◆ Material ◆

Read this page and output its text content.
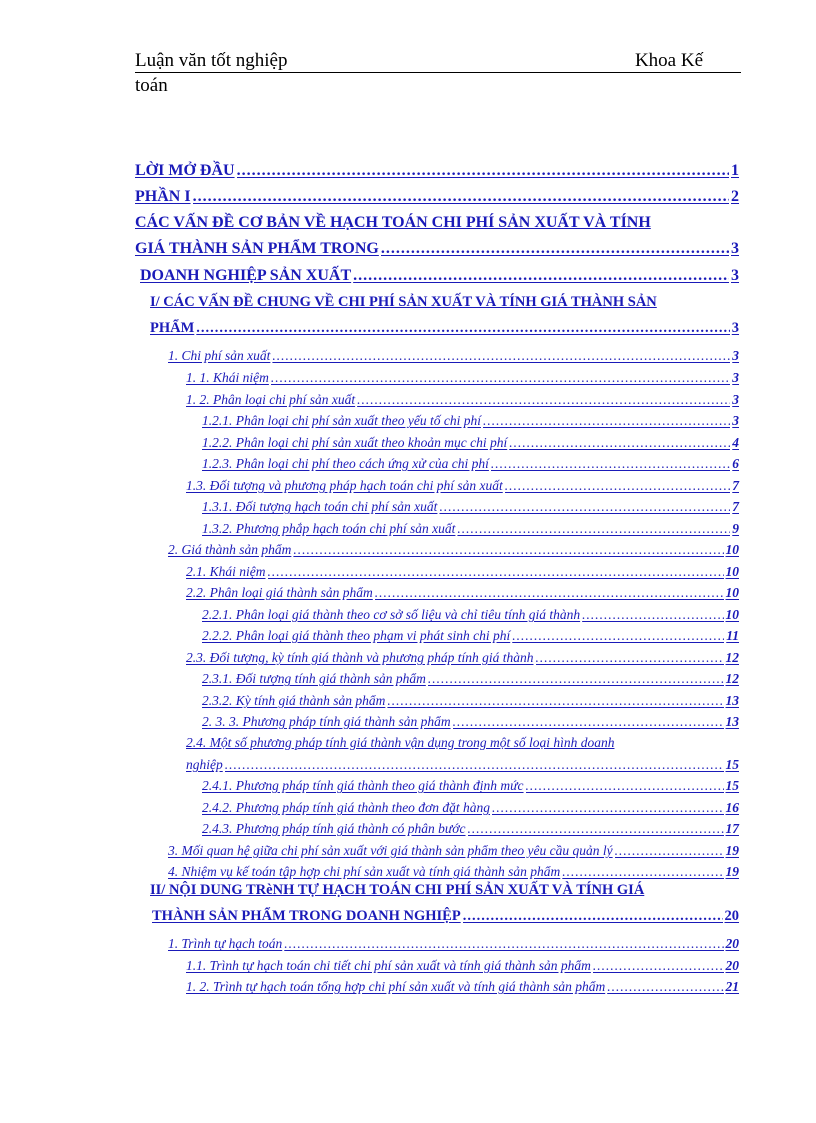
Luận văn tốt nghiệp	Khoa Kế
toán
LỜI MỞ ĐẦU .....	1
PHẦN I .....	2
CÁC VẤN ĐỀ CƠ BẢN VỀ HẠCH TOÁN CHI PHÍ SẢN XUẤT VÀ TÍNH
GIÁ THÀNH SẢN PHẨM TRONG .....	3
DOANH NGHIỆP SẢN XUẤT .....	3
I/ CÁC VẤN ĐỀ CHUNG VỀ CHI PHÍ SẢN XUẤT VÀ TÍNH GIÁ THÀNH SẢN
PHẨM .....	3
1. Chi phí sản xuất .....	3
1. 1. Khái niệm .....	3
1. 2. Phân loại chi phí sản xuất .....	3
1.2.1. Phân loại chi phí sản xuất theo yếu tố chi phí .....	3
1.2.2. Phân loại chi phí sản xuất theo khoản mục chi phí .....	4
1.2.3. Phân loại chi phí theo cách ứng xử của chi phí .....	6
1.3. Đối tượng và phương pháp hạch toán chi phí sản xuất .....	7
1.3.1. Đối tượng hạch toán chi phí sản xuất .....	7
1.3.2. Phương phắp hạch toán chi phí sản xuất .....	9
2. Giá thành sản phẩm .....	10
2.1. Khái niệm .....	10
2.2. Phân loại giá thành sản phẩm .....	10
2.2.1. Phân loại giá thành theo cơ sở số liệu và chỉ tiêu tính giá thành .....	10
2.2.2. Phân loại giá thành theo phạm vi phát sinh chi phí .....	11
2.3. Đối tượng, kỳ tính giá thành và phương pháp tính giá thành .....	12
2.3.1. Đối tượng tính giá thành sản phẩm .....	12
2.3.2. Kỳ tính giá thành sản phẩm .....	13
2. 3. 3. Phương pháp tính giá thành sản phẩm .....	13
2.4. Một số phương pháp tính giá thành vận dụng trong một số loại hình doanh
nghiệp .....	15
2.4.1. Phương pháp tính giá thành theo giá thành định mức .....	15
2.4.2. Phương pháp tính giá thành theo đơn đặt hàng .....	16
2.4.3. Phương pháp tính giá thành có phân bước .....	17
3. Mối quan hệ giữa chi phí sản xuất với giá thành sản phẩm theo yêu cầu quản lý .....	19
4. Nhiệm vụ kế toán tập hợp chi phí sản xuất và tính giá thành sản phẩm .....	19
II/ NỘI DUNG TRèNH TỰ HẠCH TOÁN CHI PHÍ SẢN XUẤT VÀ TÍNH GIÁ
THÀNH SẢN PHẨM TRONG DOANH NGHIỆP .....	20
1. Trình tự hạch toán .....	20
1.1. Trình tự hạch toán chi tiết chi phí sản xuất và tính giá thành sản phẩm .....	20
1. 2. Trình tự hạch toán tổng hợp chi phí sản xuất và tính giá thành sản phẩm .....	21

◆ The request ◆
Write the records above out again exactly, with no pictures in your copy.

◆ Completed exercise ◆
Read this page and output its text content.
Luận văn tốt nghiệp	Khoa Kế
toán
LỜI MỞ ĐẦU .....	1
PHẦN I .....	2
CÁC VẤN ĐỀ CƠ BẢN VỀ HẠCH TOÁN CHI PHÍ SẢN XUẤT VÀ TÍNH
GIÁ THÀNH SẢN PHẨM TRONG .....	3
DOANH NGHIỆP SẢN XUẤT .....	3
I/ CÁC VẤN ĐỀ CHUNG VỀ CHI PHÍ SẢN XUẤT VÀ TÍNH GIÁ THÀNH SẢN
PHẨM .....	3
1. Chi phí sản xuất .....	3
1. 1. Khái niệm .....	3
1. 2. Phân loại chi phí sản xuất .....	3
1.2.1. Phân loại chi phí sản xuất theo yếu tố chi phí .....	3
1.2.2. Phân loại chi phí sản xuất theo khoản mục chi phí .....	4
1.2.3. Phân loại chi phí theo cách ứng xử của chi phí .....	6
1.3. Đối tượng và phương pháp hạch toán chi phí sản xuất .....	7
1.3.1. Đối tượng hạch toán chi phí sản xuất .....	7
1.3.2. Phương phắp hạch toán chi phí sản xuất .....	9
2. Giá thành sản phẩm .....	10
2.1. Khái niệm .....	10
2.2. Phân loại giá thành sản phẩm .....	10
2.2.1. Phân loại giá thành theo cơ sở số liệu và chỉ tiêu tính giá thành .....	10
2.2.2. Phân loại giá thành theo phạm vi phát sinh chi phí .....	11
2.3. Đối tượng, kỳ tính giá thành và phương pháp tính giá thành .....	12
2.3.1. Đối tượng tính giá thành sản phẩm .....	12
2.3.2. Kỳ tính giá thành sản phẩm .....	13
2. 3. 3. Phương pháp tính giá thành sản phẩm .....	13
2.4. Một số phương pháp tính giá thành vận dụng trong một số loại hình doanh
nghiệp .....	15
2.4.1. Phương pháp tính giá thành theo giá thành định mức .....	15
2.4.2. Phương pháp tính giá thành theo đơn đặt hàng .....	16
2.4.3. Phương pháp tính giá thành có phân bước .....	17
3. Mối quan hệ giữa chi phí sản xuất với giá thành sản phẩm theo yêu cầu quản lý .....	19
4. Nhiệm vụ kế toán tập hợp chi phí sản xuất và tính giá thành sản phẩm .....	19
II/ NỘI DUNG TRèNH TỰ HẠCH TOÁN CHI PHÍ SẢN XUẤT VÀ TÍNH GIÁ
THÀNH SẢN PHẨM TRONG DOANH NGHIỆP .....	20
1. Trình tự hạch toán .....	20
1.1. Trình tự hạch toán chi tiết chi phí sản xuất và tính giá thành sản phẩm .....	20
1. 2. Trình tự hạch toán tổng hợp chi phí sản xuất và tính giá thành sản phẩm .....	21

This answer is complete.